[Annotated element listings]
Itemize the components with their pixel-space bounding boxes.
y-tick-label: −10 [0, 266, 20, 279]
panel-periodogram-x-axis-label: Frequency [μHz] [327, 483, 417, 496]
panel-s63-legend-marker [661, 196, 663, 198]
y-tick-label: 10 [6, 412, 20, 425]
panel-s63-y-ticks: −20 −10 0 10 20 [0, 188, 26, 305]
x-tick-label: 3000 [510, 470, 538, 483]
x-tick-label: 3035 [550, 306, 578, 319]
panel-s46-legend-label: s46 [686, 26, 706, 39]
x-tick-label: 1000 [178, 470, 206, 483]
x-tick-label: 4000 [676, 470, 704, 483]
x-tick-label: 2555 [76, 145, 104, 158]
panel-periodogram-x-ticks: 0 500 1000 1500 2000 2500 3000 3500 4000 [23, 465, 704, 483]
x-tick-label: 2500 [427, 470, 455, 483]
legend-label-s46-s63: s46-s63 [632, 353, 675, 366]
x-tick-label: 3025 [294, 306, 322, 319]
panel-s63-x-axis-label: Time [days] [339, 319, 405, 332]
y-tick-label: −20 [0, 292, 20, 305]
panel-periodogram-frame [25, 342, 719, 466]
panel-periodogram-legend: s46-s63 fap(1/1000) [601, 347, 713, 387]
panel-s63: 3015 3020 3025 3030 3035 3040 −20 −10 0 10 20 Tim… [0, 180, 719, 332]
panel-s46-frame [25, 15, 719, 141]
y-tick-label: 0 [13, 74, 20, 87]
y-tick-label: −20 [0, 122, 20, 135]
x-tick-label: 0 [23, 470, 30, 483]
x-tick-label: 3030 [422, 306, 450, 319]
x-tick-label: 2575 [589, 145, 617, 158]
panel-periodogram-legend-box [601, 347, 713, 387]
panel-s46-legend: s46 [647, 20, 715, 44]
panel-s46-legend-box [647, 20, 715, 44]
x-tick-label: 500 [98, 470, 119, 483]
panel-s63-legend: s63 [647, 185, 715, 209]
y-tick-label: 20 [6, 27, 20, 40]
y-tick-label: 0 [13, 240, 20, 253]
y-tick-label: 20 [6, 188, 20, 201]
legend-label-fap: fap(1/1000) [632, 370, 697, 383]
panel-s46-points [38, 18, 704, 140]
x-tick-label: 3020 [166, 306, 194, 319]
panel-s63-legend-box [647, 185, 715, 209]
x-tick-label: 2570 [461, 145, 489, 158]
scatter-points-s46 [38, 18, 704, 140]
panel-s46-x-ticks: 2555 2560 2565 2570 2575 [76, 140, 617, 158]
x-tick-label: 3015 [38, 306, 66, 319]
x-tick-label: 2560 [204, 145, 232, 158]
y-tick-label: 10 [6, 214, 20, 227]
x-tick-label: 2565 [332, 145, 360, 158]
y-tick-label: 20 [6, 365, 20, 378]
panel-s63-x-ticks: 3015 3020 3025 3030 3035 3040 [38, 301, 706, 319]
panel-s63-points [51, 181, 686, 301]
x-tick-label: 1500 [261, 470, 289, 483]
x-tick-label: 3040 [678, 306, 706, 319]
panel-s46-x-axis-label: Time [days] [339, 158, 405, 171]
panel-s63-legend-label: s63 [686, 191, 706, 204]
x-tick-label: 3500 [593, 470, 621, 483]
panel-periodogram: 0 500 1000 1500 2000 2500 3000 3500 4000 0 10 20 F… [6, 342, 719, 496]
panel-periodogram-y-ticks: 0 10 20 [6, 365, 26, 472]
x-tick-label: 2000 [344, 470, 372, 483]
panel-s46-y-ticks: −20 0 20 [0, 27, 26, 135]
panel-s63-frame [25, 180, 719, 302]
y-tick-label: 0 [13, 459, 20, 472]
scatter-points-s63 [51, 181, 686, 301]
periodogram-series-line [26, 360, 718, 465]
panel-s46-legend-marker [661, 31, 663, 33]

Goal of the exercise: Can you copy every row above word for word, keeping each line and its order unchanged?

Result for this task:
Itemize the components with their pixel-space bounding boxes.
y-tick-label: −10 [0, 266, 20, 279]
panel-periodogram-x-axis-label: Frequency [μHz] [327, 483, 417, 496]
panel-s63-legend-marker [661, 196, 663, 198]
y-tick-label: 10 [6, 412, 20, 425]
panel-s63-y-ticks: −20 −10 0 10 20 [0, 188, 26, 305]
x-tick-label: 3000 [510, 470, 538, 483]
x-tick-label: 3035 [550, 306, 578, 319]
panel-s46-legend-label: s46 [686, 26, 706, 39]
x-tick-label: 1000 [178, 470, 206, 483]
x-tick-label: 4000 [676, 470, 704, 483]
x-tick-label: 2555 [76, 145, 104, 158]
panel-periodogram-x-ticks: 0 500 1000 1500 2000 2500 3000 3500 4000 [23, 465, 704, 483]
x-tick-label: 2500 [427, 470, 455, 483]
legend-label-s46-s63: s46-s63 [632, 353, 675, 366]
x-tick-label: 3025 [294, 306, 322, 319]
panel-s63-x-axis-label: Time [days] [339, 319, 405, 332]
y-tick-label: −20 [0, 292, 20, 305]
panel-periodogram-frame [25, 342, 719, 466]
panel-periodogram-legend: s46-s63 fap(1/1000) [601, 347, 713, 387]
panel-s63: 3015 3020 3025 3030 3035 3040 −20 −10 0 10 20 Tim… [0, 180, 719, 332]
panel-s46-frame [25, 15, 719, 141]
y-tick-label: 0 [13, 74, 20, 87]
y-tick-label: −20 [0, 122, 20, 135]
x-tick-label: 0 [23, 470, 30, 483]
x-tick-label: 3030 [422, 306, 450, 319]
x-tick-label: 2575 [589, 145, 617, 158]
panel-periodogram-legend-box [601, 347, 713, 387]
panel-s46-legend: s46 [647, 20, 715, 44]
panel-s46-legend-box [647, 20, 715, 44]
x-tick-label: 500 [98, 470, 119, 483]
panel-s63-legend: s63 [647, 185, 715, 209]
y-tick-label: 20 [6, 27, 20, 40]
y-tick-label: 0 [13, 240, 20, 253]
y-tick-label: 20 [6, 188, 20, 201]
legend-label-fap: fap(1/1000) [632, 370, 697, 383]
panel-s46-points [38, 18, 704, 140]
x-tick-label: 3020 [166, 306, 194, 319]
panel-s63-legend-box [647, 185, 715, 209]
x-tick-label: 2570 [461, 145, 489, 158]
scatter-points-s46 [38, 18, 704, 140]
panel-s46-x-ticks: 2555 2560 2565 2570 2575 [76, 140, 617, 158]
x-tick-label: 3015 [38, 306, 66, 319]
x-tick-label: 2560 [204, 145, 232, 158]
y-tick-label: 10 [6, 214, 20, 227]
x-tick-label: 2565 [332, 145, 360, 158]
y-tick-label: 20 [6, 365, 20, 378]
panel-s63-x-ticks: 3015 3020 3025 3030 3035 3040 [38, 301, 706, 319]
panel-s63-points [51, 181, 686, 301]
x-tick-label: 1500 [261, 470, 289, 483]
x-tick-label: 3040 [678, 306, 706, 319]
panel-s46-x-axis-label: Time [days] [339, 158, 405, 171]
panel-s63-legend-label: s63 [686, 191, 706, 204]
x-tick-label: 3500 [593, 470, 621, 483]
panel-periodogram: 0 500 1000 1500 2000 2500 3000 3500 4000 0 10 20 F… [6, 342, 719, 496]
panel-periodogram-y-ticks: 0 10 20 [6, 365, 26, 472]
x-tick-label: 2000 [344, 470, 372, 483]
panel-s46-y-ticks: −20 0 20 [0, 27, 26, 135]
panel-s63-frame [25, 180, 719, 302]
y-tick-label: 0 [13, 459, 20, 472]
scatter-points-s63 [51, 181, 686, 301]
periodogram-series-line [26, 360, 718, 465]
panel-s46-legend-marker [661, 31, 663, 33]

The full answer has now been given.